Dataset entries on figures
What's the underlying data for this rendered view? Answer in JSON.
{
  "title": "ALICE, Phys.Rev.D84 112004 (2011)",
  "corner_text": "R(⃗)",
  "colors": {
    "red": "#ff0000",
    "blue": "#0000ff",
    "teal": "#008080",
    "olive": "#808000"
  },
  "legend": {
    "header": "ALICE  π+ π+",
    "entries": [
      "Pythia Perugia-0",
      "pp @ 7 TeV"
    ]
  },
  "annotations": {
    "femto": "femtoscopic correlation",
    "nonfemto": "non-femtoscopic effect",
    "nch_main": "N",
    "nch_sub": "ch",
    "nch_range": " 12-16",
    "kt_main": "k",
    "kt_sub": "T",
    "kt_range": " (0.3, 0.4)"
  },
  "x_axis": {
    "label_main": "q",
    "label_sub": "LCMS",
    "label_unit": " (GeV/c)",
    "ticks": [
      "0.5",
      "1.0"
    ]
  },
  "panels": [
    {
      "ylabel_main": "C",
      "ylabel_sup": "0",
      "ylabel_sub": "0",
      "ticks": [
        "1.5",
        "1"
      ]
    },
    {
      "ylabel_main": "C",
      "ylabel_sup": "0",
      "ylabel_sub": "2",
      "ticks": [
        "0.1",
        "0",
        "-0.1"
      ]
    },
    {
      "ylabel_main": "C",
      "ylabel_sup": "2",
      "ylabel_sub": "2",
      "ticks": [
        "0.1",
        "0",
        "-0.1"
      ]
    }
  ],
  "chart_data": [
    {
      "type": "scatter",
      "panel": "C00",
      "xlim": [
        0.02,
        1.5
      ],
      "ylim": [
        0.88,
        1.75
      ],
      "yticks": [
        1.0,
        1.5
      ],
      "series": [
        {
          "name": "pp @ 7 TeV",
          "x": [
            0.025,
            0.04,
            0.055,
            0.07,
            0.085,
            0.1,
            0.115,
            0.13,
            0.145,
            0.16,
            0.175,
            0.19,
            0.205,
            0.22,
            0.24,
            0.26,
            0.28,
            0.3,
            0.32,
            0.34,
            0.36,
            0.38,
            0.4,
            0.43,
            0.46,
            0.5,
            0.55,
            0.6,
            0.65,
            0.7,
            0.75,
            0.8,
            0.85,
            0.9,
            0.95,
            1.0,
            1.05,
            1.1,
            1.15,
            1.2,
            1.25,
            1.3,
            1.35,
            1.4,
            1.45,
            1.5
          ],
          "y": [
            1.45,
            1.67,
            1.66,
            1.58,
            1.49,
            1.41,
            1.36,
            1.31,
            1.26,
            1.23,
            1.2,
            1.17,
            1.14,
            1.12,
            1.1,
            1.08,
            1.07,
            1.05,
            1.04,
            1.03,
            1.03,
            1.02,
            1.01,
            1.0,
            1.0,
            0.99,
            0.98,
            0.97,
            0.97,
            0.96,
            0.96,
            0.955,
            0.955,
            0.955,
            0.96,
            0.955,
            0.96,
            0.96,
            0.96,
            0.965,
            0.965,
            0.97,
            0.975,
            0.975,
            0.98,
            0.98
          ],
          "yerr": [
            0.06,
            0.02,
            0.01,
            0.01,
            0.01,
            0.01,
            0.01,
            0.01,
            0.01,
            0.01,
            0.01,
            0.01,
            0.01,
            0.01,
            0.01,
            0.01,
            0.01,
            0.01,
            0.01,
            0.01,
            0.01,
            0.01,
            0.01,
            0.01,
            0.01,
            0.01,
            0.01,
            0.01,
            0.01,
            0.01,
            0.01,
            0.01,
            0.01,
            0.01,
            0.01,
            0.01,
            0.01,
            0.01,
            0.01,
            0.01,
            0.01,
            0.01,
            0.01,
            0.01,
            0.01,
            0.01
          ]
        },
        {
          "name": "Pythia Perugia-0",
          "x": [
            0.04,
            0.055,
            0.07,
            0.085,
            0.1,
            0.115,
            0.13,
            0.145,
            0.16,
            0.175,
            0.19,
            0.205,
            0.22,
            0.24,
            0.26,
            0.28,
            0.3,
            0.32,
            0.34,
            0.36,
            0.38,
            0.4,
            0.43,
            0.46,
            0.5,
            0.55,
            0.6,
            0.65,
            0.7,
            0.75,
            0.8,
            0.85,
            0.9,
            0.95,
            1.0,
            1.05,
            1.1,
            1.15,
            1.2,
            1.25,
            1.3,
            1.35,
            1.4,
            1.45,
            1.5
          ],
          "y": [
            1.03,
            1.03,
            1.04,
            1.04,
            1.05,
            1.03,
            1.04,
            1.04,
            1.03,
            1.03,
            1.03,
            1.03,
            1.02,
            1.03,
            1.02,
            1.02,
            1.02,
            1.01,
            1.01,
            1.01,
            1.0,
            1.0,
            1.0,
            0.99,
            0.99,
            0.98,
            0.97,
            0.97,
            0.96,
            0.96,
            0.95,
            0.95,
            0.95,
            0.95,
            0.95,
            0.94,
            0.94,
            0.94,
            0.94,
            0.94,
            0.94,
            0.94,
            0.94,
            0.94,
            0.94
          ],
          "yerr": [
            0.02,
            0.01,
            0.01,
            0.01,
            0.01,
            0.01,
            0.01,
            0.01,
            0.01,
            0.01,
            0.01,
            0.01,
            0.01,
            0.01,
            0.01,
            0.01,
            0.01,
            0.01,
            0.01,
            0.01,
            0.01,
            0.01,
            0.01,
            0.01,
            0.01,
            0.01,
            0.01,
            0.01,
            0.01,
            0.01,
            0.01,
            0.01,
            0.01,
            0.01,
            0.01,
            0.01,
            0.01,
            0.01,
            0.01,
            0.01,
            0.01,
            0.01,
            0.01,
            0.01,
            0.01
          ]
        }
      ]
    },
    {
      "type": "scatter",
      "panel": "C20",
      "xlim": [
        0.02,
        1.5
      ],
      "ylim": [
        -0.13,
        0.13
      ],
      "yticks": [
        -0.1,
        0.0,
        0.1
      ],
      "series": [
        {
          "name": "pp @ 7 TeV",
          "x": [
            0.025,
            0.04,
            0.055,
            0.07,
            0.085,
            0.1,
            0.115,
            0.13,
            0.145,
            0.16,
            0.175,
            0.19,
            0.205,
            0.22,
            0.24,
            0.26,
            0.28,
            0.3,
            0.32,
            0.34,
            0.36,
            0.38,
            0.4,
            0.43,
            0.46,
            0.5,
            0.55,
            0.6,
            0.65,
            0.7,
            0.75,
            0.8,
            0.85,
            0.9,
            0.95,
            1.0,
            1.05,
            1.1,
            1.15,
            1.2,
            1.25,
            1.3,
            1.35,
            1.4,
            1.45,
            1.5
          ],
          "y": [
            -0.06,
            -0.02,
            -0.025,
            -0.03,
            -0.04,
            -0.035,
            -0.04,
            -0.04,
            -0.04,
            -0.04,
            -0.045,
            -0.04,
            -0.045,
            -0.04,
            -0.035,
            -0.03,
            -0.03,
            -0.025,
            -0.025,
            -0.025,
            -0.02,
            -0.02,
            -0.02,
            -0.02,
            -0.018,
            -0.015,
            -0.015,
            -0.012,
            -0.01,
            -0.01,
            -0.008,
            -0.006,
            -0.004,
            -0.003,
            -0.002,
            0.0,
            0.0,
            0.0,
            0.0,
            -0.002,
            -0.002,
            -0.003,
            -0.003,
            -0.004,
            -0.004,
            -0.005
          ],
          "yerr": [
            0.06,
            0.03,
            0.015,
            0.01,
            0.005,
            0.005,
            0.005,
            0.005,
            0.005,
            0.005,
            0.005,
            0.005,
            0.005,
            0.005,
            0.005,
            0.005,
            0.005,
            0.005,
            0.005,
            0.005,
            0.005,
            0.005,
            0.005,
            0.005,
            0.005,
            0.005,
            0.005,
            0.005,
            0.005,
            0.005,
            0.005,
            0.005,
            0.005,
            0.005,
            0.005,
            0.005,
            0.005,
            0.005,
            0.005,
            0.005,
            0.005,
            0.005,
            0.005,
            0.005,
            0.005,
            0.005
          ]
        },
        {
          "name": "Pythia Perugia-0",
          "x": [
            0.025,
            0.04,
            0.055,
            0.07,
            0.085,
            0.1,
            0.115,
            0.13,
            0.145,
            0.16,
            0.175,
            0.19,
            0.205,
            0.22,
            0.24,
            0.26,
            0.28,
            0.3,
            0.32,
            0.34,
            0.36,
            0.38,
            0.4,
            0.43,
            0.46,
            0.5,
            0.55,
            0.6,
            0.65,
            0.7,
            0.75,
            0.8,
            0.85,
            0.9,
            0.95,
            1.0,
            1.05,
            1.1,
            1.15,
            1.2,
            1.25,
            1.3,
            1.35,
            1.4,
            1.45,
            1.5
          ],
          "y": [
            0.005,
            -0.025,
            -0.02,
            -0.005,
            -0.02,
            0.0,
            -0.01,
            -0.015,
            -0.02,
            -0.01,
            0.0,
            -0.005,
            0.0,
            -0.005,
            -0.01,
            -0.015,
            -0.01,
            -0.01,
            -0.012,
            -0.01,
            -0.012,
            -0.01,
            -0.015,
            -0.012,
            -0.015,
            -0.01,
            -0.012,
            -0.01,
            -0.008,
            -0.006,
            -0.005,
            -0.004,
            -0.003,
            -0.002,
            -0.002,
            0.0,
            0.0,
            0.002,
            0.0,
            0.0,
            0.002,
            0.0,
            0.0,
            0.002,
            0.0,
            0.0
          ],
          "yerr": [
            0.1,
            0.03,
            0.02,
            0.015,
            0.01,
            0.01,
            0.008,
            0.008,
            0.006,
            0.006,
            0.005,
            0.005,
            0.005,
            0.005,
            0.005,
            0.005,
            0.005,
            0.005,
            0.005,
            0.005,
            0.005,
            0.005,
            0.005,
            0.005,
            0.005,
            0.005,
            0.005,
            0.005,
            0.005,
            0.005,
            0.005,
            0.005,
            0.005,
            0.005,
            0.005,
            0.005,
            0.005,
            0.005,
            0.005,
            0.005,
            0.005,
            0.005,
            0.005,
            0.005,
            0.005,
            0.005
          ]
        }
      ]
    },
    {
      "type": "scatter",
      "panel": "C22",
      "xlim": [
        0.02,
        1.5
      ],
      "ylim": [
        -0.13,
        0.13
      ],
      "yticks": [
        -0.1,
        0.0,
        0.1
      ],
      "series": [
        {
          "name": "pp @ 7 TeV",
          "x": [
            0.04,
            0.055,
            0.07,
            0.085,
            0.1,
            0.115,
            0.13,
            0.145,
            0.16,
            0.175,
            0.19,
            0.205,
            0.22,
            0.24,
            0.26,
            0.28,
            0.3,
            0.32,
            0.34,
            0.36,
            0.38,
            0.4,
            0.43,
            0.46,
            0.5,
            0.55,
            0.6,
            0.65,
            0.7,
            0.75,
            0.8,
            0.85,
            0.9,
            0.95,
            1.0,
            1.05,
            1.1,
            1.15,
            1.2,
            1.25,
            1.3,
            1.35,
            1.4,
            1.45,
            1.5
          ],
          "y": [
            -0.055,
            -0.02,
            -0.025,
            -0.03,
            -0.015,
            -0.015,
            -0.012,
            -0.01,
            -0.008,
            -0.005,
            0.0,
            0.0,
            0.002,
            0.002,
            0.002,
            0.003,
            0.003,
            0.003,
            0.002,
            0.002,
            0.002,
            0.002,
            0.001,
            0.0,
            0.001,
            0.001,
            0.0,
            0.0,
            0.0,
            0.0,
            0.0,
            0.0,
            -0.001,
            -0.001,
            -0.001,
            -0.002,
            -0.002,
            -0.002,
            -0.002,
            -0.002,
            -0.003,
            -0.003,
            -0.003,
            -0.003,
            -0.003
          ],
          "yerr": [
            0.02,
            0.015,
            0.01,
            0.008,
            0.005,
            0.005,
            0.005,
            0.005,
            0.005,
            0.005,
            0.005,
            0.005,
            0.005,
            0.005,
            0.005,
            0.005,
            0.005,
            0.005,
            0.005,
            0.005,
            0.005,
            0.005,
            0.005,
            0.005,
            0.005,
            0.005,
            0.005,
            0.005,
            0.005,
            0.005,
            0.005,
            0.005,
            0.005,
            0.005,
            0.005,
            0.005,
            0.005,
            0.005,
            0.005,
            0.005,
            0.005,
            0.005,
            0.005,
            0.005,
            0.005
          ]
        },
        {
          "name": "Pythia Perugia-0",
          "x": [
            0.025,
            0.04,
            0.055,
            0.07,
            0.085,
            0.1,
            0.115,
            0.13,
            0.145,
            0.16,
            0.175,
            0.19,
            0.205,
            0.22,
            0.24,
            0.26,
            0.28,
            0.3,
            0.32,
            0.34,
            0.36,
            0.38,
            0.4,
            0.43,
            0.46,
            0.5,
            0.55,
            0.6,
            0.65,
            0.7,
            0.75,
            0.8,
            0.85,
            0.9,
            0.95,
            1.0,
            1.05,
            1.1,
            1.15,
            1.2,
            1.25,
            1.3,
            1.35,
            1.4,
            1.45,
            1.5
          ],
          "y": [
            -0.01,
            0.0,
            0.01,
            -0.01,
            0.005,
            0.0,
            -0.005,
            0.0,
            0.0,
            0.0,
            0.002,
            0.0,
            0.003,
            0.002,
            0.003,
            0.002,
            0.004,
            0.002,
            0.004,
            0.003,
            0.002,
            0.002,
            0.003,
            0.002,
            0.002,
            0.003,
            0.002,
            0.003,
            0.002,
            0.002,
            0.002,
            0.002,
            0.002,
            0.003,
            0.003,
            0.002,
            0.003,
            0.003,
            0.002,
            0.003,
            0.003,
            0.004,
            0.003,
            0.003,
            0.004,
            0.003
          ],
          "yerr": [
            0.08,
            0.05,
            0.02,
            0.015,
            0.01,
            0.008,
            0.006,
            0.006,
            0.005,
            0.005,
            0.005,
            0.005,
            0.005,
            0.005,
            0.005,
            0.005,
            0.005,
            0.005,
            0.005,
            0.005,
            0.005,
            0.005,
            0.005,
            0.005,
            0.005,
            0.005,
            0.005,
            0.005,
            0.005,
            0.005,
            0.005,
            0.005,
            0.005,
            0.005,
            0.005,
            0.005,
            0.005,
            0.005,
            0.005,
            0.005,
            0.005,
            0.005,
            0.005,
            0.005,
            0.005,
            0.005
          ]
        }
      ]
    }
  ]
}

- **PROMPT**
Copy out every line of the material above that mentions the word "ALICE".

- **SOLVED EXERCISE**
  "title": "ALICE, Phys.Rev.D84 112004 (2011)",
    "header": "ALICE  π+ π+",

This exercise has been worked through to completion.